• _TASK STATEMENT_:
Reproduce every line of the material below verbatim, leaving the pictures out of your answer.
════════
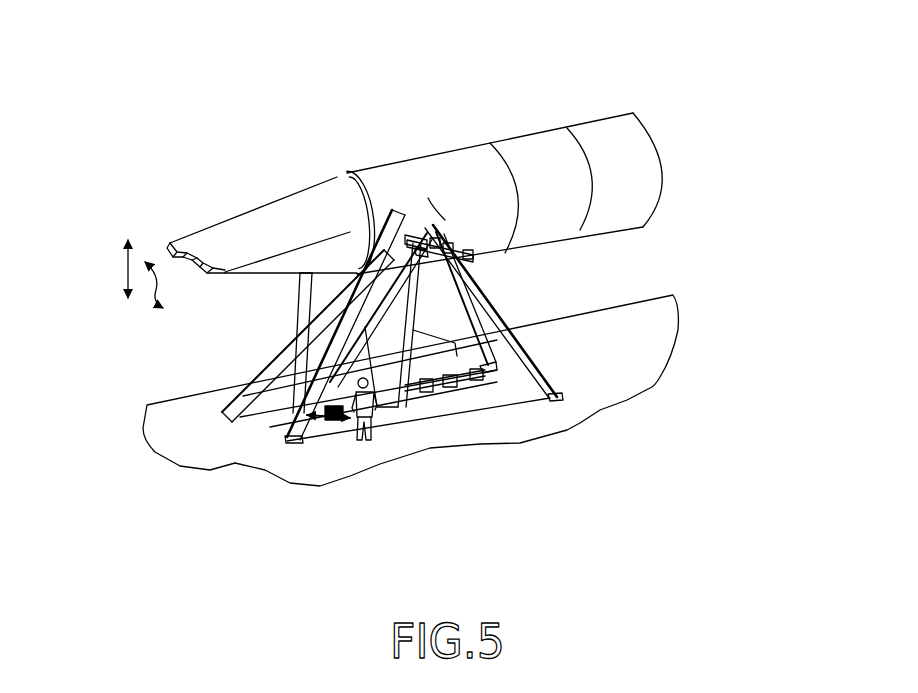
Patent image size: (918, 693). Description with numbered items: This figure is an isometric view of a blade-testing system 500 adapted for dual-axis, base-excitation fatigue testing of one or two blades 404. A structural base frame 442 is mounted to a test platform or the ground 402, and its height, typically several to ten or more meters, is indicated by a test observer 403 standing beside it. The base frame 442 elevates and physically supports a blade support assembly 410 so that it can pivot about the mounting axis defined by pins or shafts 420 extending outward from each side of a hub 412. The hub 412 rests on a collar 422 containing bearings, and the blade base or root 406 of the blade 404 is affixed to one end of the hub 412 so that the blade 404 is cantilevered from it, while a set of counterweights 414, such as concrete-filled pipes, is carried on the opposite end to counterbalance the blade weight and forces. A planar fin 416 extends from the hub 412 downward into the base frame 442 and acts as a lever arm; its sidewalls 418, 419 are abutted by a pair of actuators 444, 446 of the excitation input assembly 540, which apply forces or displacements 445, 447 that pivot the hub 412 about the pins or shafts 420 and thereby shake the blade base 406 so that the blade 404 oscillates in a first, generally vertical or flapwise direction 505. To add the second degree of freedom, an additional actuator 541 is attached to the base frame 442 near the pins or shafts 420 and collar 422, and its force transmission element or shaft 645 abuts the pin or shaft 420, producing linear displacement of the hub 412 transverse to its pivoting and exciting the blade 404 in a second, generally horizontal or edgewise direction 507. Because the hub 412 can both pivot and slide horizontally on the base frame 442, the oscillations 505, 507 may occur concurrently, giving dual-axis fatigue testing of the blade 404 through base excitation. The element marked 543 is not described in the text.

The test platform or ground 402 is at (180, 455).
The test observer 403 is at (353, 430).
The blade 404 is at (189, 202).
The blade base or root 406 is at (342, 187).
The blade support assembly 410 is at (356, 141).
The hub 412 is at (355, 171).
The counterweights 414 is at (503, 180).
The fin 416 is at (405, 340).
The sidewall of fin 418 is at (388, 423).
The sidewall of fin 419 is at (398, 407).
The pins/shafts 420 is at (438, 233).
The collar 422 is at (417, 227).
The base frame 442 is at (283, 300).
The actuator 444 is at (307, 417).
The displacement/stroke or force input 445 is at (330, 418).
The actuator 446 is at (493, 395).
The displacement/stroke or force input 447 is at (418, 400).
The blade-testing system 500 is at (552, 80).
The first direction of oscillation 505 is at (127, 263).
The second direction of oscillation 507 is at (156, 292).
The excitation input assembly 540 is at (228, 353).
The actuator 541 is at (467, 250).
The fitting 543 is at (427, 247).
The force transmission element or shaft 645 is at (428, 198).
════════
• _PROBLEM SOLUTION_:
Patent image size: (918, 693). Description with numbered items: This figure is an isometric view of a blade-testing system 500 adapted for dual-axis, base-excitation fatigue testing of one or two blades 404. A structural base frame 442 is mounted to a test platform or the ground 402, and its height, typically several to ten or more meters, is indicated by a test observer 403 standing beside it. The base frame 442 elevates and physically supports a blade support assembly 410 so that it can pivot about the mounting axis defined by pins or shafts 420 extending outward from each side of a hub 412. The hub 412 rests on a collar 422 containing bearings, and the blade base or root 406 of the blade 404 is affixed to one end of the hub 412 so that the blade 404 is cantilevered from it, while a set of counterweights 414, such as concrete-filled pipes, is carried on the opposite end to counterbalance the blade weight and forces. A planar fin 416 extends from the hub 412 downward into the base frame 442 and acts as a lever arm; its sidewalls 418, 419 are abutted by a pair of actuators 444, 446 of the excitation input assembly 540, which apply forces or displacements 445, 447 that pivot the hub 412 about the pins or shafts 420 and thereby shake the blade base 406 so that the blade 404 oscillates in a first, generally vertical or flapwise direction 505. To add the second degree of freedom, an additional actuator 541 is attached to the base frame 442 near the pins or shafts 420 and collar 422, and its force transmission element or shaft 645 abuts the pin or shaft 420, producing linear displacement of the hub 412 transverse to its pivoting and exciting the blade 404 in a second, generally horizontal or edgewise direction 507. Because the hub 412 can both pivot and slide horizontally on the base frame 442, the oscillations 505, 507 may occur concurrently, giving dual-axis fatigue testing of the blade 404 through base excitation. The element marked 543 is not described in the text.

The test platform or ground 402 is at (180, 455).
The test observer 403 is at (353, 430).
The blade 404 is at (189, 202).
The blade base or root 406 is at (342, 187).
The blade support assembly 410 is at (356, 141).
The hub 412 is at (355, 171).
The counterweights 414 is at (503, 180).
The fin 416 is at (405, 340).
The sidewall of fin 418 is at (388, 423).
The sidewall of fin 419 is at (398, 407).
The pins/shafts 420 is at (438, 233).
The collar 422 is at (417, 227).
The base frame 442 is at (283, 300).
The actuator 444 is at (307, 417).
The displacement/stroke or force input 445 is at (330, 418).
The actuator 446 is at (493, 395).
The displacement/stroke or force input 447 is at (418, 400).
The blade-testing system 500 is at (552, 80).
The first direction of oscillation 505 is at (127, 263).
The second direction of oscillation 507 is at (156, 292).
The excitation input assembly 540 is at (228, 353).
The actuator 541 is at (467, 250).
The fitting 543 is at (427, 247).
The force transmission element or shaft 645 is at (428, 198).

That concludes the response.